> **Data entries**
'''
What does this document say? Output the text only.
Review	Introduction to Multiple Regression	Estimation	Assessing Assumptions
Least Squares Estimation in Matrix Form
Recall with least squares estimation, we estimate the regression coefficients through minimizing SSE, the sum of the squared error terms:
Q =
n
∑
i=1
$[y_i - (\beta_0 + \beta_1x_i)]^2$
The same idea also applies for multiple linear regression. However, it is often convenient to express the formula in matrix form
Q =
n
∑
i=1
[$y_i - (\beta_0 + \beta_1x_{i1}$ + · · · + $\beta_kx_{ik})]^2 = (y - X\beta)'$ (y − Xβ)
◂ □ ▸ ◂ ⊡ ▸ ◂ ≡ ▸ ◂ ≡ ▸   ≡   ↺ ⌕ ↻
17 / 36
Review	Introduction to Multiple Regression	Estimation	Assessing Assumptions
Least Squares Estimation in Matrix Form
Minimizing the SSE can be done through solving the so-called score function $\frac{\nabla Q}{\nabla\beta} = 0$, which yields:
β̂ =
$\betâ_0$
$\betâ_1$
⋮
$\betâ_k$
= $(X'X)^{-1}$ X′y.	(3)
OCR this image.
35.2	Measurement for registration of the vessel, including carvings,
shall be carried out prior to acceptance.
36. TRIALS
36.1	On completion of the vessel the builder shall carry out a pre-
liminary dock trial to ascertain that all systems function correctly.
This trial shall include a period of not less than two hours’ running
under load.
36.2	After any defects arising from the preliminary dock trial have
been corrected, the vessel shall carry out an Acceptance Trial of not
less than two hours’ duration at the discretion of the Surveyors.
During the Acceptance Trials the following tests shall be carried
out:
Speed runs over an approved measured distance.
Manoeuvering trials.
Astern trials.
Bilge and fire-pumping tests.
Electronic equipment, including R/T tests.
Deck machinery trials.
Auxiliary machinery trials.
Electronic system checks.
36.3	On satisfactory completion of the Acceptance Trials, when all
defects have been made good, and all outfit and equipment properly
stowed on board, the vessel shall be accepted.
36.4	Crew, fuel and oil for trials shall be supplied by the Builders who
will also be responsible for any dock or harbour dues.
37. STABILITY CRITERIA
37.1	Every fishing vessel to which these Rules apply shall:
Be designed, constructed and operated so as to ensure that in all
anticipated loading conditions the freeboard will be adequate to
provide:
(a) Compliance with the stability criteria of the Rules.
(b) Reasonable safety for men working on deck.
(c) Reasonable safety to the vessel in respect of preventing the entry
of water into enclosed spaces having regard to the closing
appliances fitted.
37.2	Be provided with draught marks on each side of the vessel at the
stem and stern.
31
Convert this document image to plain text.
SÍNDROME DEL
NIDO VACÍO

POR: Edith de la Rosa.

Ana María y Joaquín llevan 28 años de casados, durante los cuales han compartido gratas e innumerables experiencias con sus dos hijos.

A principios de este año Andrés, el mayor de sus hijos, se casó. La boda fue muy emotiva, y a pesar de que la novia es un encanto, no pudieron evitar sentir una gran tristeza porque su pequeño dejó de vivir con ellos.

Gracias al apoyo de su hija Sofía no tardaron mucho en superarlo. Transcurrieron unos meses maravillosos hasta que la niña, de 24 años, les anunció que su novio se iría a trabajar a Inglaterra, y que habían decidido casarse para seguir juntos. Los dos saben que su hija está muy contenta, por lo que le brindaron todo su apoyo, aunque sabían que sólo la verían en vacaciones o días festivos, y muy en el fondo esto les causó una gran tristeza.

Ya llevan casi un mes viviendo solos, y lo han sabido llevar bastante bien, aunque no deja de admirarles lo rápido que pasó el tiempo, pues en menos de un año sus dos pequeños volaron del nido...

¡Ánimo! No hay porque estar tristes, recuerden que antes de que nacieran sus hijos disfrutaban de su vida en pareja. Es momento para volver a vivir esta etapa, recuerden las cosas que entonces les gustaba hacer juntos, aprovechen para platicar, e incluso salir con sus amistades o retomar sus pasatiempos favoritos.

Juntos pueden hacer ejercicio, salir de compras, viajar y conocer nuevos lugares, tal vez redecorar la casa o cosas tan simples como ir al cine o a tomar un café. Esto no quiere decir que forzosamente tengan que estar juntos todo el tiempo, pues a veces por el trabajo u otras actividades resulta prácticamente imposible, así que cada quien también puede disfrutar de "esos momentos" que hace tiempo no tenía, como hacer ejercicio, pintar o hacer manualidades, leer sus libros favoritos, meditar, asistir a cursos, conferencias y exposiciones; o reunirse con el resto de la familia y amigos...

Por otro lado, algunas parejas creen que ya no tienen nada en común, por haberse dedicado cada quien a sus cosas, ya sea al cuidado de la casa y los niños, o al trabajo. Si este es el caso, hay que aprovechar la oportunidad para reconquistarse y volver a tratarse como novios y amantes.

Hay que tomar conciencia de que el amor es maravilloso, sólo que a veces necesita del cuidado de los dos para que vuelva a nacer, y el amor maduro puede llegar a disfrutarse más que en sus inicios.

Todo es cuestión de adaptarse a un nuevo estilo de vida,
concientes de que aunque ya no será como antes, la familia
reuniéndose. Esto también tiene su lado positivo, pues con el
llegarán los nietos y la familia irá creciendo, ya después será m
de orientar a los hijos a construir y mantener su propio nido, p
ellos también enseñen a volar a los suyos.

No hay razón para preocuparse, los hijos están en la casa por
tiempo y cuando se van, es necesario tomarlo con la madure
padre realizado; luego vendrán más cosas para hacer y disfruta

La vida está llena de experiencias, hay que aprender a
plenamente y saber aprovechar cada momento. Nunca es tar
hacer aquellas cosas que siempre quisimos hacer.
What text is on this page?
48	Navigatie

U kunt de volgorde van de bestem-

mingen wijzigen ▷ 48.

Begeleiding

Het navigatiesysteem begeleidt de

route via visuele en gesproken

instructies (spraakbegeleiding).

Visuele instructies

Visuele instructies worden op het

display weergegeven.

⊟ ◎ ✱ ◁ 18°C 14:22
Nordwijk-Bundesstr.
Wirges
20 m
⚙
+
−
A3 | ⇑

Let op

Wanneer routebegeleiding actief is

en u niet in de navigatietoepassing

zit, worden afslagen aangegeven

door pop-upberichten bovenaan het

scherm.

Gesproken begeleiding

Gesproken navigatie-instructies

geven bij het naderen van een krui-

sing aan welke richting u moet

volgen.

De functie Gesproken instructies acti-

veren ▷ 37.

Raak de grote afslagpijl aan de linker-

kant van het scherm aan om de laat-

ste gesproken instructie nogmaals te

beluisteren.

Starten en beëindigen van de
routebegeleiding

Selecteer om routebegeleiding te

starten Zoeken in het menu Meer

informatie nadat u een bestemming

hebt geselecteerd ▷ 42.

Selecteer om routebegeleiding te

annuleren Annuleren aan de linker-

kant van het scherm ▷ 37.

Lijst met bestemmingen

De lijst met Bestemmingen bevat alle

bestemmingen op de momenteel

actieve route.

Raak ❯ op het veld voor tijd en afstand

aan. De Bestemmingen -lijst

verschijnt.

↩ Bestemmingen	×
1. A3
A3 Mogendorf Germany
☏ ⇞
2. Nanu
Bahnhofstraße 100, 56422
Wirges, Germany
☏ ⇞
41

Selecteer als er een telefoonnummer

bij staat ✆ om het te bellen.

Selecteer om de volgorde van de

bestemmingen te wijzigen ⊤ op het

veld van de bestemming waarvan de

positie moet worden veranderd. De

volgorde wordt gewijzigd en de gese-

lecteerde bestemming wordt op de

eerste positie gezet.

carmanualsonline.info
'''
> **Written request**
Find the word "function" in the data and copy out each line where it turns up.

> **Worked answer**
Minimizing the SSE can be done through solving the so-called score function $\frac{\nabla Q}{\nabla\beta} = 0$, which yields:
liminary dock trial to ascertain that all systems function correctly.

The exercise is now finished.